Data to process
-- Start --
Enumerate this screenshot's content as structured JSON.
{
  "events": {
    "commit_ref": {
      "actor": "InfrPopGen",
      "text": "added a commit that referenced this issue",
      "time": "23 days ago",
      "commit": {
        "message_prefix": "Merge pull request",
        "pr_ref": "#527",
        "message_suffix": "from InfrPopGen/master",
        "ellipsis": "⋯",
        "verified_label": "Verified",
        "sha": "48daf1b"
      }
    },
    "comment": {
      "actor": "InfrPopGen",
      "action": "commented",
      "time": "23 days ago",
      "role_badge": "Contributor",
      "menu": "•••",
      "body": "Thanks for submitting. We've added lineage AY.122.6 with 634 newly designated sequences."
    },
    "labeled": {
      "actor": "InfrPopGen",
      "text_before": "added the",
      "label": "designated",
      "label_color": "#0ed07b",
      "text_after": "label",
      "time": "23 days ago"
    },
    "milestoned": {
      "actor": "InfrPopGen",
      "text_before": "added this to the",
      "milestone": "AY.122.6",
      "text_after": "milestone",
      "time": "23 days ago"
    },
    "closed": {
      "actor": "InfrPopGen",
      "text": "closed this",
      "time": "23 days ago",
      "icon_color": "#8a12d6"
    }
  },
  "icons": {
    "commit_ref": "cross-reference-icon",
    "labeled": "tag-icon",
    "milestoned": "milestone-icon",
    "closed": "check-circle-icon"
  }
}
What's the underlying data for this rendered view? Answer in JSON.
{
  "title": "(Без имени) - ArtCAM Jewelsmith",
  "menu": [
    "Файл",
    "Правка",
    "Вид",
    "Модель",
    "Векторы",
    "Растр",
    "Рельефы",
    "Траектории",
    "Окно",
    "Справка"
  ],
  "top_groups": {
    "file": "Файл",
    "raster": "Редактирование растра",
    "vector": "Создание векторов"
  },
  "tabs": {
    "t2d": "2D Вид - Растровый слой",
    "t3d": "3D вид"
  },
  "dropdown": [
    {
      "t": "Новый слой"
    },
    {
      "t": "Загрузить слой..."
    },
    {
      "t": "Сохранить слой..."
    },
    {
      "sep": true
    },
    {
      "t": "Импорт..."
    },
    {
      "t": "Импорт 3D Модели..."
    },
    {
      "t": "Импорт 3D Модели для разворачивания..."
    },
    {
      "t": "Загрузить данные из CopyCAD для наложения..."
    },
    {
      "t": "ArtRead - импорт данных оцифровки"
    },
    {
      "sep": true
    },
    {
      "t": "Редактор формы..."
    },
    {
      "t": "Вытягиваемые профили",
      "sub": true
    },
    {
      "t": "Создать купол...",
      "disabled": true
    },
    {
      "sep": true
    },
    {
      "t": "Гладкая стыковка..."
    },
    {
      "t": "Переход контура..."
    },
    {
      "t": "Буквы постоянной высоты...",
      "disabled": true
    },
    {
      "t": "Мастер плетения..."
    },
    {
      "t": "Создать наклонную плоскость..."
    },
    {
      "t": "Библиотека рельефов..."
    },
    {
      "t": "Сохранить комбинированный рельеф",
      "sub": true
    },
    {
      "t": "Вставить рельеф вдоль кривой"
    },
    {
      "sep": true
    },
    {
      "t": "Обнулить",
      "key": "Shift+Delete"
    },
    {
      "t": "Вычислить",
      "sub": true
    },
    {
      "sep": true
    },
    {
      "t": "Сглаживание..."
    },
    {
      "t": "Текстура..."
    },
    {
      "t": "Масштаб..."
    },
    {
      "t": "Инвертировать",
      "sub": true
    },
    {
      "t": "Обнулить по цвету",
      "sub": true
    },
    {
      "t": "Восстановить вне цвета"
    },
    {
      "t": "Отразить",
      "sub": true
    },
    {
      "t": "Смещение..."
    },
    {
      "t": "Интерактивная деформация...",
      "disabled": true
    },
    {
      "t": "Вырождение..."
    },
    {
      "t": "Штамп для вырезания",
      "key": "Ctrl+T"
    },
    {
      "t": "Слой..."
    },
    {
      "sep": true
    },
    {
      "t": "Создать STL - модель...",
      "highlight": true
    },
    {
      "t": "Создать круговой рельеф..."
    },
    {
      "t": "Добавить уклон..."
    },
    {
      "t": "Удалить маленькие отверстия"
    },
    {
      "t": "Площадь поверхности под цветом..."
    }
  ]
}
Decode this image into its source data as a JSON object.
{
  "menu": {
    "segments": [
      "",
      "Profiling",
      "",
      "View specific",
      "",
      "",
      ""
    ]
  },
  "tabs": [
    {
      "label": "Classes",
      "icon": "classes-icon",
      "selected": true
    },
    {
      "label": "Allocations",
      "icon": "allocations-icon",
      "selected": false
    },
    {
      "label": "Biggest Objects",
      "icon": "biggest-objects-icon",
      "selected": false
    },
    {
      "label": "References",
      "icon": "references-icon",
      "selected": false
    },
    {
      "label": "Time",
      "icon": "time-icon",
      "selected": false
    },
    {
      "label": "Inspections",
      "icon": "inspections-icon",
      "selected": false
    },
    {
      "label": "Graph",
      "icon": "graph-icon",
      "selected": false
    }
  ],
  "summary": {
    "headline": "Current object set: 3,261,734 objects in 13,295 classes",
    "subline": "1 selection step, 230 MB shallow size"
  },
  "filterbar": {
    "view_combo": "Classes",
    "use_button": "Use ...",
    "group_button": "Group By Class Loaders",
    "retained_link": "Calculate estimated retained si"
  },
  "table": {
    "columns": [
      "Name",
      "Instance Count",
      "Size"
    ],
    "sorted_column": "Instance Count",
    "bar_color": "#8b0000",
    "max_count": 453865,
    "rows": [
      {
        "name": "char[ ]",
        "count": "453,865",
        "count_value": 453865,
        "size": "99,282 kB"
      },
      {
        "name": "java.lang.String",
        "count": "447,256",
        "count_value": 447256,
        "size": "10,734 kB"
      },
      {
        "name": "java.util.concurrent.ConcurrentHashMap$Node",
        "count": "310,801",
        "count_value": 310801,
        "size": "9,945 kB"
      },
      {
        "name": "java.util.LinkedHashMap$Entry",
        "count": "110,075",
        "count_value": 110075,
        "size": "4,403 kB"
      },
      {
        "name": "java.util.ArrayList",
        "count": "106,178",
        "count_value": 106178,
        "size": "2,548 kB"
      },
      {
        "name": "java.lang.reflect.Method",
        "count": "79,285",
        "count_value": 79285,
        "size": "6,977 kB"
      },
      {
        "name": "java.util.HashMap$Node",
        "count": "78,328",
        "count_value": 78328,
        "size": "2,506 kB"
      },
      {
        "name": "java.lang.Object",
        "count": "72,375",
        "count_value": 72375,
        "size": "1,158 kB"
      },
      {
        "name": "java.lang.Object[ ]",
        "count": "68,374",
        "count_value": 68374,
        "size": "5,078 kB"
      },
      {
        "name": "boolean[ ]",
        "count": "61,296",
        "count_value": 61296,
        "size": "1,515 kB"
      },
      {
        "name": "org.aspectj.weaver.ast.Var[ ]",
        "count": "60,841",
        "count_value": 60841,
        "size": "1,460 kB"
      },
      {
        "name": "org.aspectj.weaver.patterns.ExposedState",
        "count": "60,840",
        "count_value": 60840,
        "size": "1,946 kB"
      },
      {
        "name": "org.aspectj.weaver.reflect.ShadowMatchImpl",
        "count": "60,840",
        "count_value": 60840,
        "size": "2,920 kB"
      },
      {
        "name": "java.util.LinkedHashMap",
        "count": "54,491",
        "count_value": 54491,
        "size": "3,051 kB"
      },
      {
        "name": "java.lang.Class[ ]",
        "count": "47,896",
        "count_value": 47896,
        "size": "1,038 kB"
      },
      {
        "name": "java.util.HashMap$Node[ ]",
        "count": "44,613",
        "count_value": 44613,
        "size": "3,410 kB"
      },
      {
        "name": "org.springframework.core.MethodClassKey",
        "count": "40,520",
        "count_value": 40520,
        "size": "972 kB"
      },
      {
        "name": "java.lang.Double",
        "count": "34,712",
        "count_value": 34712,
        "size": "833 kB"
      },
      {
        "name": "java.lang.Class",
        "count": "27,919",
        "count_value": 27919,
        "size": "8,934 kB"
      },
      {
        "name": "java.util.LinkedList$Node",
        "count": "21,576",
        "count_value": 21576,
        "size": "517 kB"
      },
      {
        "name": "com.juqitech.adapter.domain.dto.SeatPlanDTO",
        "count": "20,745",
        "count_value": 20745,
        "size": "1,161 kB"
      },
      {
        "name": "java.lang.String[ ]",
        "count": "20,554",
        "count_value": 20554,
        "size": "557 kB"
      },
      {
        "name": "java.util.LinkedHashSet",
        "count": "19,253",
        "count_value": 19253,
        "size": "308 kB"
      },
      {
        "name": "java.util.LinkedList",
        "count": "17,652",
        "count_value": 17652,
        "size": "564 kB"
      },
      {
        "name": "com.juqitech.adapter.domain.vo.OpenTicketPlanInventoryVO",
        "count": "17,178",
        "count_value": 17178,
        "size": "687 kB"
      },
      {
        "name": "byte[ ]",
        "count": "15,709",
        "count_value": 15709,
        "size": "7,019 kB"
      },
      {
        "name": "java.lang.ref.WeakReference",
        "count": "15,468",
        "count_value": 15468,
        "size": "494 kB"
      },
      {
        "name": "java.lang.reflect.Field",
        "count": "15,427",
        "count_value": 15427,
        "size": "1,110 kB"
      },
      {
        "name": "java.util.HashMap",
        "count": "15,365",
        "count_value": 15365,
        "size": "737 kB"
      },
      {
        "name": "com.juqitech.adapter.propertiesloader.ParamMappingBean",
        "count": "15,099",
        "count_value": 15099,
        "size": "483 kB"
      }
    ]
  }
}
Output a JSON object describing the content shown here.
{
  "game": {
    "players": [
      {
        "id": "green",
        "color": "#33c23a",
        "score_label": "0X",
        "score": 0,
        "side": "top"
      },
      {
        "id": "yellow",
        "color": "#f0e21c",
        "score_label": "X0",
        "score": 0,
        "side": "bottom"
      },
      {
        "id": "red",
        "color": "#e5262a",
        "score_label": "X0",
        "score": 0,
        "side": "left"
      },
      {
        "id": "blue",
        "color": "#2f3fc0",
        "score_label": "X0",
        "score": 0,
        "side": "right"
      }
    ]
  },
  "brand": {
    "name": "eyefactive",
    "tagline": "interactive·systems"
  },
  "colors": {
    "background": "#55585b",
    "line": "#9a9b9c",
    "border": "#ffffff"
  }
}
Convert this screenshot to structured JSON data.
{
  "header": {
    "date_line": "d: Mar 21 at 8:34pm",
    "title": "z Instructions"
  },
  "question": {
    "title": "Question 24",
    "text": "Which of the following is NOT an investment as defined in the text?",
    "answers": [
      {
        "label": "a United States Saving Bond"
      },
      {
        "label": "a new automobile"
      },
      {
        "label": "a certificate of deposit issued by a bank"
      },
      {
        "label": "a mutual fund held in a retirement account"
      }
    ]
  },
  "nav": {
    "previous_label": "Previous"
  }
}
-- End --
Task description
Only the lines from the one containing "Convert this screenshot" to the end of the records should be repeated, exactly as they appear.

Written response
Convert this screenshot to structured JSON data.
{
  "header": {
    "date_line": "d: Mar 21 at 8:34pm",
    "title": "z Instructions"
  },
  "question": {
    "title": "Question 24",
    "text": "Which of the following is NOT an investment as defined in the text?",
    "answers": [
      {
        "label": "a United States Saving Bond"
      },
      {
        "label": "a new automobile"
      },
      {
        "label": "a certificate of deposit issued by a bank"
      },
      {
        "label": "a mutual fund held in a retirement account"
      }
    ]
  },
  "nav": {
    "previous_label": "Previous"
  }
}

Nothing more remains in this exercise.